## [Brief]
Write out the listing below again, precisely as it is given.

= = =

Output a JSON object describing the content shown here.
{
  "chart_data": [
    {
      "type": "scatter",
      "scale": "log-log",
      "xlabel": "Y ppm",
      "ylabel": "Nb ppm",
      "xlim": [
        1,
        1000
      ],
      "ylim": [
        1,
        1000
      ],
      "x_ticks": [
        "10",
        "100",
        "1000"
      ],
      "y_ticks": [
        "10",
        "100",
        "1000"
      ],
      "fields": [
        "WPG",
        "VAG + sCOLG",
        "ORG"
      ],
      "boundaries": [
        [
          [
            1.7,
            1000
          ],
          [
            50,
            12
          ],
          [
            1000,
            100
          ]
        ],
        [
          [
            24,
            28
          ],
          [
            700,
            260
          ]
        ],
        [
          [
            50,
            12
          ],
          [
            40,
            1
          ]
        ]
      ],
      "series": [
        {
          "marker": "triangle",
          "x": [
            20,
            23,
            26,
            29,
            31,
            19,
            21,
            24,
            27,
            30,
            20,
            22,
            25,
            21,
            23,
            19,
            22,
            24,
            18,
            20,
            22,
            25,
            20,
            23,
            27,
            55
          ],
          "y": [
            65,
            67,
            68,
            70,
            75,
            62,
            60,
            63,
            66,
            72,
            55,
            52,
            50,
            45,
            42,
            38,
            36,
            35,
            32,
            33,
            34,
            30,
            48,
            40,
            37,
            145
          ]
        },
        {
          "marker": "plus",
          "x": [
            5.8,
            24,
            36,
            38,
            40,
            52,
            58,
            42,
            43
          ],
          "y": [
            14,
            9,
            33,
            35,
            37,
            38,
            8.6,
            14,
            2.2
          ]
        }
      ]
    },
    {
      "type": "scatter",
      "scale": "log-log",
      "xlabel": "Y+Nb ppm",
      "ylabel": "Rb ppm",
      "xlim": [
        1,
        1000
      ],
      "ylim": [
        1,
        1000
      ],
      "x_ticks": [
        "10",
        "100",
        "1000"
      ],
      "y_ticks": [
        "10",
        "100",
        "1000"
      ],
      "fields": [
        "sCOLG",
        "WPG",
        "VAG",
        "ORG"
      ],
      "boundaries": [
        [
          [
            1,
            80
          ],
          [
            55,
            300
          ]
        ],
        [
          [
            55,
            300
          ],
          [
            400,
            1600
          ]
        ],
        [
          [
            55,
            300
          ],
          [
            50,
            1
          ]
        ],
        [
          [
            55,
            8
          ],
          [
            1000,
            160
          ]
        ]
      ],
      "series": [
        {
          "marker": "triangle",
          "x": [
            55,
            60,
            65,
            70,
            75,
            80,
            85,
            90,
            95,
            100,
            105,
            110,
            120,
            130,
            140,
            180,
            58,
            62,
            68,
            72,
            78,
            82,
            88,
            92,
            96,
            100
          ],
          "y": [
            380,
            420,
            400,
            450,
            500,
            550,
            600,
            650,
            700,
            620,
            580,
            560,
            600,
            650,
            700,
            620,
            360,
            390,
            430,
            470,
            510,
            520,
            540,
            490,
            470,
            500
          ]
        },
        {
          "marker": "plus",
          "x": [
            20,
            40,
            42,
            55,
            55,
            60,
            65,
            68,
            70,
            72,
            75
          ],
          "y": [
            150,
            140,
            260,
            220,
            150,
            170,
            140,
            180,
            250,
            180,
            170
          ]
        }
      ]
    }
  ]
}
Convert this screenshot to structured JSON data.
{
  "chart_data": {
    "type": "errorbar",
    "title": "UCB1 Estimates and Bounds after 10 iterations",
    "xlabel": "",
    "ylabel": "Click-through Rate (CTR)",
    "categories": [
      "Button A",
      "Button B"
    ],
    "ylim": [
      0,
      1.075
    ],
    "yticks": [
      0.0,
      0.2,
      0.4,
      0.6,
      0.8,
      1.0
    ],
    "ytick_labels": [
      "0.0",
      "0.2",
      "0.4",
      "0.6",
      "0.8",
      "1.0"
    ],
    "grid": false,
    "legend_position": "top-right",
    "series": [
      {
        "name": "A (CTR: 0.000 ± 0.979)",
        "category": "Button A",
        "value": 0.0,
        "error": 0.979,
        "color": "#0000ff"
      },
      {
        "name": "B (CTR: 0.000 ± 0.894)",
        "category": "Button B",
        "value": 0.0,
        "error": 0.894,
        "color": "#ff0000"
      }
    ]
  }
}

= = =

## [Correct response]
Output a JSON object describing the content shown here.
{
  "chart_data": [
    {
      "type": "scatter",
      "scale": "log-log",
      "xlabel": "Y ppm",
      "ylabel": "Nb ppm",
      "xlim": [
        1,
        1000
      ],
      "ylim": [
        1,
        1000
      ],
      "x_ticks": [
        "10",
        "100",
        "1000"
      ],
      "y_ticks": [
        "10",
        "100",
        "1000"
      ],
      "fields": [
        "WPG",
        "VAG + sCOLG",
        "ORG"
      ],
      "boundaries": [
        [
          [
            1.7,
            1000
          ],
          [
            50,
            12
          ],
          [
            1000,
            100
          ]
        ],
        [
          [
            24,
            28
          ],
          [
            700,
            260
          ]
        ],
        [
          [
            50,
            12
          ],
          [
            40,
            1
          ]
        ]
      ],
      "series": [
        {
          "marker": "triangle",
          "x": [
            20,
            23,
            26,
            29,
            31,
            19,
            21,
            24,
            27,
            30,
            20,
            22,
            25,
            21,
            23,
            19,
            22,
            24,
            18,
            20,
            22,
            25,
            20,
            23,
            27,
            55
          ],
          "y": [
            65,
            67,
            68,
            70,
            75,
            62,
            60,
            63,
            66,
            72,
            55,
            52,
            50,
            45,
            42,
            38,
            36,
            35,
            32,
            33,
            34,
            30,
            48,
            40,
            37,
            145
          ]
        },
        {
          "marker": "plus",
          "x": [
            5.8,
            24,
            36,
            38,
            40,
            52,
            58,
            42,
            43
          ],
          "y": [
            14,
            9,
            33,
            35,
            37,
            38,
            8.6,
            14,
            2.2
          ]
        }
      ]
    },
    {
      "type": "scatter",
      "scale": "log-log",
      "xlabel": "Y+Nb ppm",
      "ylabel": "Rb ppm",
      "xlim": [
        1,
        1000
      ],
      "ylim": [
        1,
        1000
      ],
      "x_ticks": [
        "10",
        "100",
        "1000"
      ],
      "y_ticks": [
        "10",
        "100",
        "1000"
      ],
      "fields": [
        "sCOLG",
        "WPG",
        "VAG",
        "ORG"
      ],
      "boundaries": [
        [
          [
            1,
            80
          ],
          [
            55,
            300
          ]
        ],
        [
          [
            55,
            300
          ],
          [
            400,
            1600
          ]
        ],
        [
          [
            55,
            300
          ],
          [
            50,
            1
          ]
        ],
        [
          [
            55,
            8
          ],
          [
            1000,
            160
          ]
        ]
      ],
      "series": [
        {
          "marker": "triangle",
          "x": [
            55,
            60,
            65,
            70,
            75,
            80,
            85,
            90,
            95,
            100,
            105,
            110,
            120,
            130,
            140,
            180,
            58,
            62,
            68,
            72,
            78,
            82,
            88,
            92,
            96,
            100
          ],
          "y": [
            380,
            420,
            400,
            450,
            500,
            550,
            600,
            650,
            700,
            620,
            580,
            560,
            600,
            650,
            700,
            620,
            360,
            390,
            430,
            470,
            510,
            520,
            540,
            490,
            470,
            500
          ]
        },
        {
          "marker": "plus",
          "x": [
            20,
            40,
            42,
            55,
            55,
            60,
            65,
            68,
            70,
            72,
            75
          ],
          "y": [
            150,
            140,
            260,
            220,
            150,
            170,
            140,
            180,
            250,
            180,
            170
          ]
        }
      ]
    }
  ]
}
Convert this screenshot to structured JSON data.
{
  "chart_data": {
    "type": "errorbar",
    "title": "UCB1 Estimates and Bounds after 10 iterations",
    "xlabel": "",
    "ylabel": "Click-through Rate (CTR)",
    "categories": [
      "Button A",
      "Button B"
    ],
    "ylim": [
      0,
      1.075
    ],
    "yticks": [
      0.0,
      0.2,
      0.4,
      0.6,
      0.8,
      1.0
    ],
    "ytick_labels": [
      "0.0",
      "0.2",
      "0.4",
      "0.6",
      "0.8",
      "1.0"
    ],
    "grid": false,
    "legend_position": "top-right",
    "series": [
      {
        "name": "A (CTR: 0.000 ± 0.979)",
        "category": "Button A",
        "value": 0.0,
        "error": 0.979,
        "color": "#0000ff"
      },
      {
        "name": "B (CTR: 0.000 ± 0.894)",
        "category": "Button B",
        "value": 0.0,
        "error": 0.894,
        "color": "#ff0000"
      }
    ]
  }
}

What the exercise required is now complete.